▶ Exercise goal
Copy every line from the material below that holds "wird".

**** Records ****

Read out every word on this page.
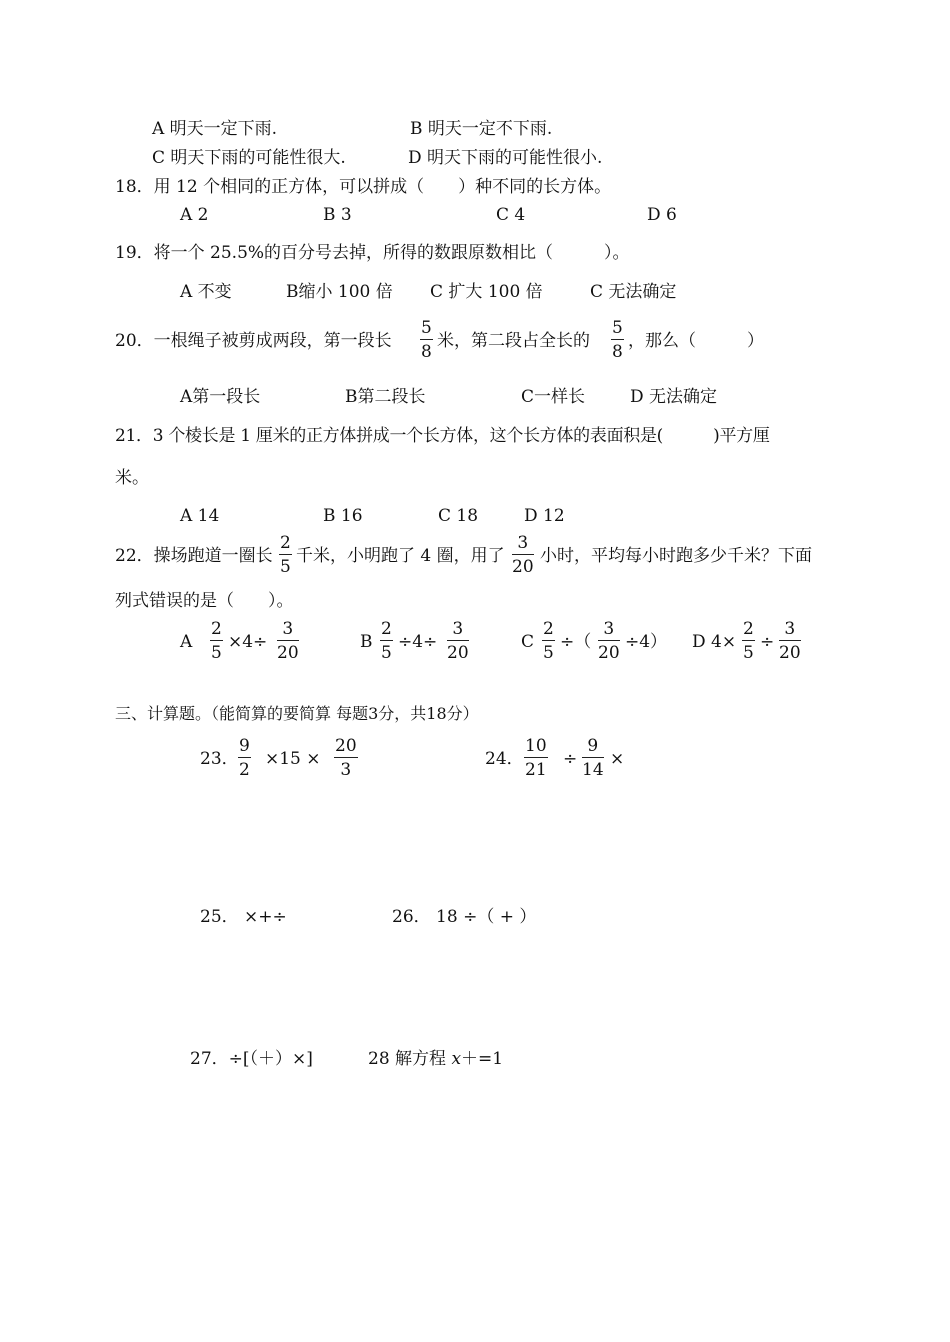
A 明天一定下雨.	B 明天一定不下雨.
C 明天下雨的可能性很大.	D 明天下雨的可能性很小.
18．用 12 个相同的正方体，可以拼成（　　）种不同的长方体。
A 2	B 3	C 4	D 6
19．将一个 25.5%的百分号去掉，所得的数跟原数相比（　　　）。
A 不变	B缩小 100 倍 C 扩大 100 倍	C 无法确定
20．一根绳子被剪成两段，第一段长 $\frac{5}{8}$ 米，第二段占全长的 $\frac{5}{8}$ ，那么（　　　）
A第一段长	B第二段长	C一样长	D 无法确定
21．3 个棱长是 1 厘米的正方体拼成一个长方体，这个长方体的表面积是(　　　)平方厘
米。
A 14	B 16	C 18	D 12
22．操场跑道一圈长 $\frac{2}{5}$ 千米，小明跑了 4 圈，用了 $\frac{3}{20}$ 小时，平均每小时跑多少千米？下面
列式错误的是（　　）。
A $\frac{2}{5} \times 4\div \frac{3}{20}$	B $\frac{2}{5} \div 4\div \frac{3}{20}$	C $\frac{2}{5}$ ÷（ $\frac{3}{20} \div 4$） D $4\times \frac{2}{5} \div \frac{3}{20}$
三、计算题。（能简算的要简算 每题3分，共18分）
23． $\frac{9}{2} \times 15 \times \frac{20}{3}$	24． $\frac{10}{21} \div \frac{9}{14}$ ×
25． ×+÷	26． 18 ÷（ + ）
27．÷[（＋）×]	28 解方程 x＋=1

****
**** Records ****

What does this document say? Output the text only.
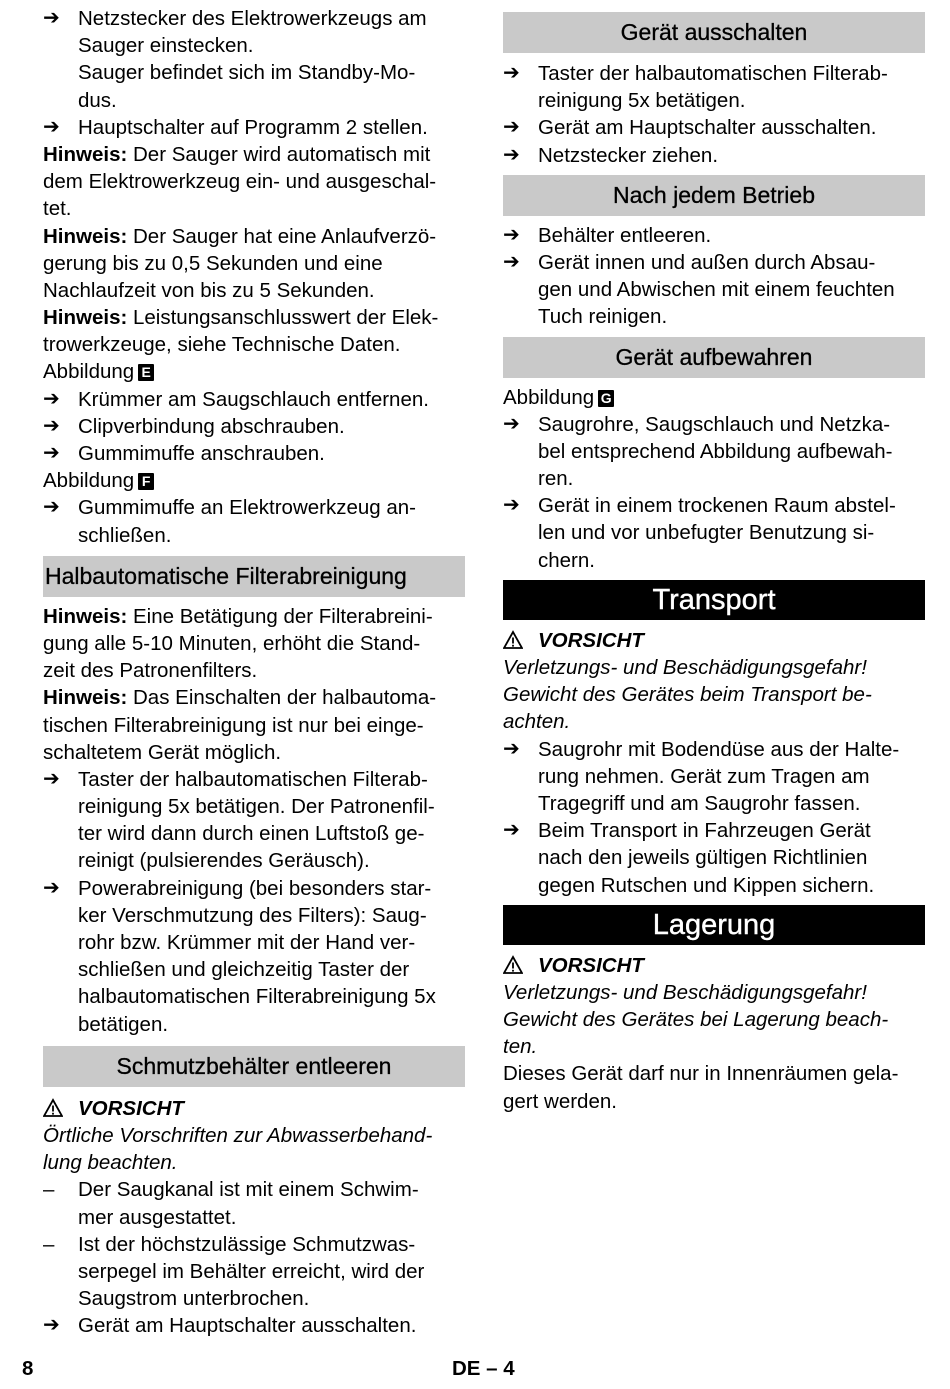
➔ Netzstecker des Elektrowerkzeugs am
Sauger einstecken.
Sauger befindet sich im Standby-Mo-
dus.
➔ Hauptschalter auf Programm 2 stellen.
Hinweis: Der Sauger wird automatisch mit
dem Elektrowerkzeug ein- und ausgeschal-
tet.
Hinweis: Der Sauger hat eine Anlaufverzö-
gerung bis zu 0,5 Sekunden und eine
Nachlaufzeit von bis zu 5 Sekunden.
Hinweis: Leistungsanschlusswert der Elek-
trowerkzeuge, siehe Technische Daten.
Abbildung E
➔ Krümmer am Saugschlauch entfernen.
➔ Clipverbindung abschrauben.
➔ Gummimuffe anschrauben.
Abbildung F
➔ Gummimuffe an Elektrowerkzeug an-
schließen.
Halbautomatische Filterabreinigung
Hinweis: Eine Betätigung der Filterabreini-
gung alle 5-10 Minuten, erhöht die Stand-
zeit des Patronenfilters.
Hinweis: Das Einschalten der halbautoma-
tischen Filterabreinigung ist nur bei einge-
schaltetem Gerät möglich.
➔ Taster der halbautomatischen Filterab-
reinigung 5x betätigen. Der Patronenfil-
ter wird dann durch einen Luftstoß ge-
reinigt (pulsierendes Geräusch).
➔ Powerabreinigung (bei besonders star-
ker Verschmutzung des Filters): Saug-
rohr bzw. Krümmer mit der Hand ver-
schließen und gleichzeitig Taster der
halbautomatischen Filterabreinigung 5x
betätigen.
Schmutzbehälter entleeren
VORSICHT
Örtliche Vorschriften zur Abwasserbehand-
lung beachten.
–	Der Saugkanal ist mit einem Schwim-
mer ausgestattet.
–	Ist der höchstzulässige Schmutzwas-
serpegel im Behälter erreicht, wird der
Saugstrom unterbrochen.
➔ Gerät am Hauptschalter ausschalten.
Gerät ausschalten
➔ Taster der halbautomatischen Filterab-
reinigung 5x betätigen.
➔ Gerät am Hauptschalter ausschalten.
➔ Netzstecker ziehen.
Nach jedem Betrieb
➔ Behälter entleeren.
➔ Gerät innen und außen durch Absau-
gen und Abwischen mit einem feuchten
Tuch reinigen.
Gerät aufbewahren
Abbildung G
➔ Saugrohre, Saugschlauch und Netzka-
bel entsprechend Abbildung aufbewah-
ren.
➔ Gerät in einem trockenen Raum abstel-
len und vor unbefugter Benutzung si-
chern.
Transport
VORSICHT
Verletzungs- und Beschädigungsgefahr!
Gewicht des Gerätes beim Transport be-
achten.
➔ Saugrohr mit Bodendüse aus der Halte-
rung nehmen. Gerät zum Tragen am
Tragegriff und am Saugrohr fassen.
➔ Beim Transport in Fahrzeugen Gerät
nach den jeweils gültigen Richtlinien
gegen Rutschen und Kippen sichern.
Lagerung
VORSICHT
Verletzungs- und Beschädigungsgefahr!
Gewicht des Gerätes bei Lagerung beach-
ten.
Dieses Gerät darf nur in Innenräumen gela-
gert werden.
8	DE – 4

****
**** Records ****

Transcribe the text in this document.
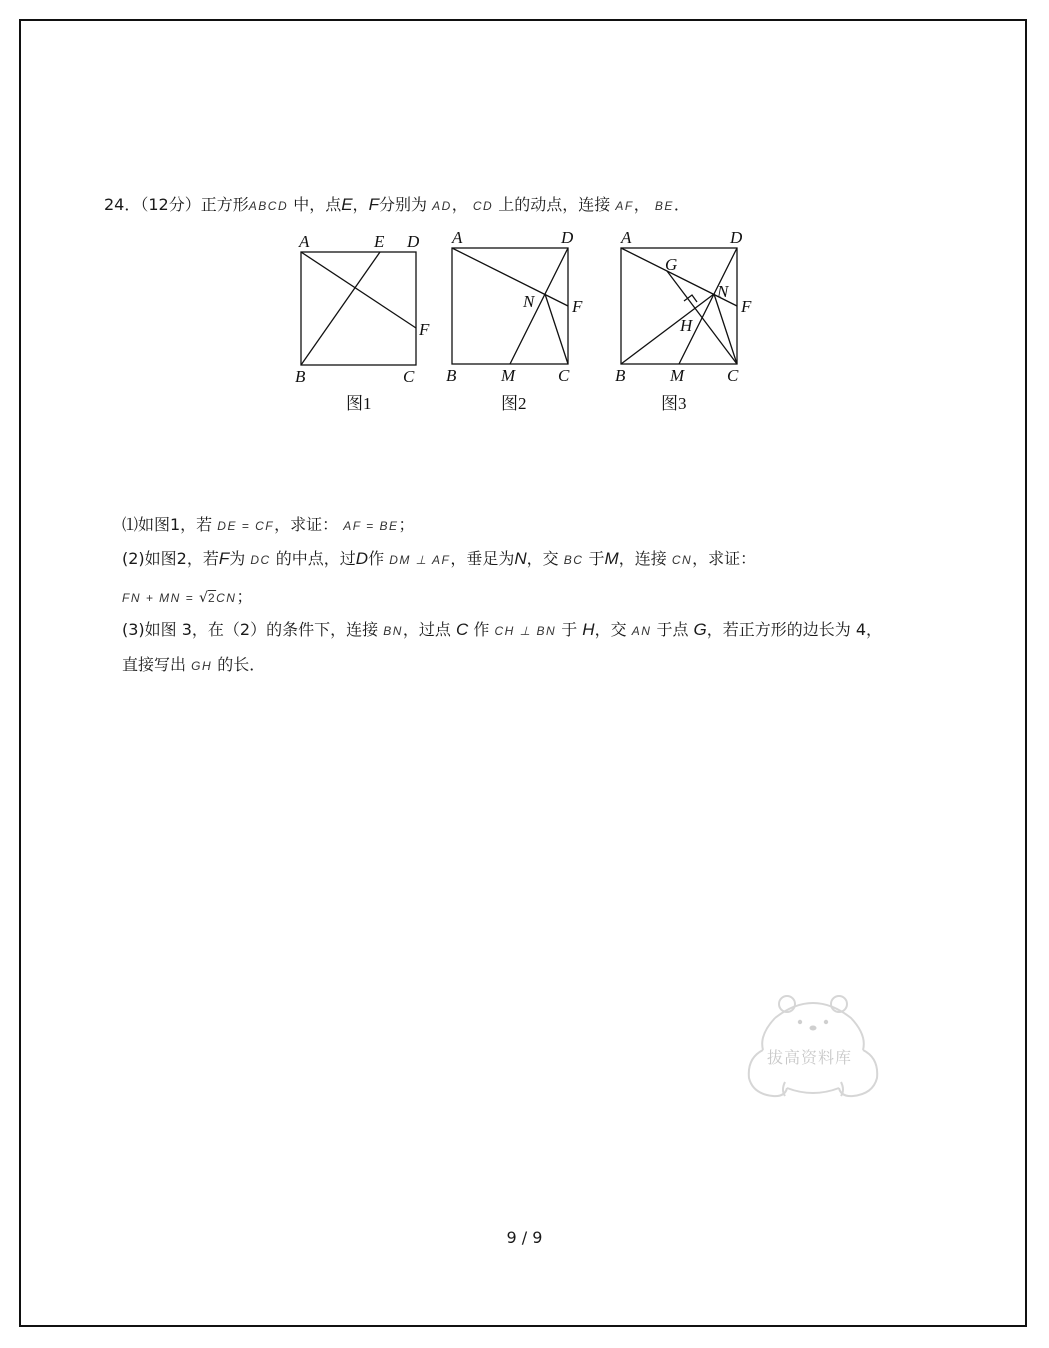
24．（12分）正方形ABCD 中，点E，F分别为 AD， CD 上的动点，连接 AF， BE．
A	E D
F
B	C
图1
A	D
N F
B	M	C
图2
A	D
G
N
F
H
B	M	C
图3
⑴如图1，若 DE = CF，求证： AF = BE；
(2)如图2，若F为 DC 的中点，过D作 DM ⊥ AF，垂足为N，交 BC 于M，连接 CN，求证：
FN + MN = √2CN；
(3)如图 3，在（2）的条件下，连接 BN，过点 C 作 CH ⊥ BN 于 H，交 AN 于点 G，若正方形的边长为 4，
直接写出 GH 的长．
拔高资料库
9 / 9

****

▶ In response
Hinweis: Der Sauger wird automatisch mit
ter wird dann durch einen Luftstoß ge-
serpegel im Behälter erreicht, wird der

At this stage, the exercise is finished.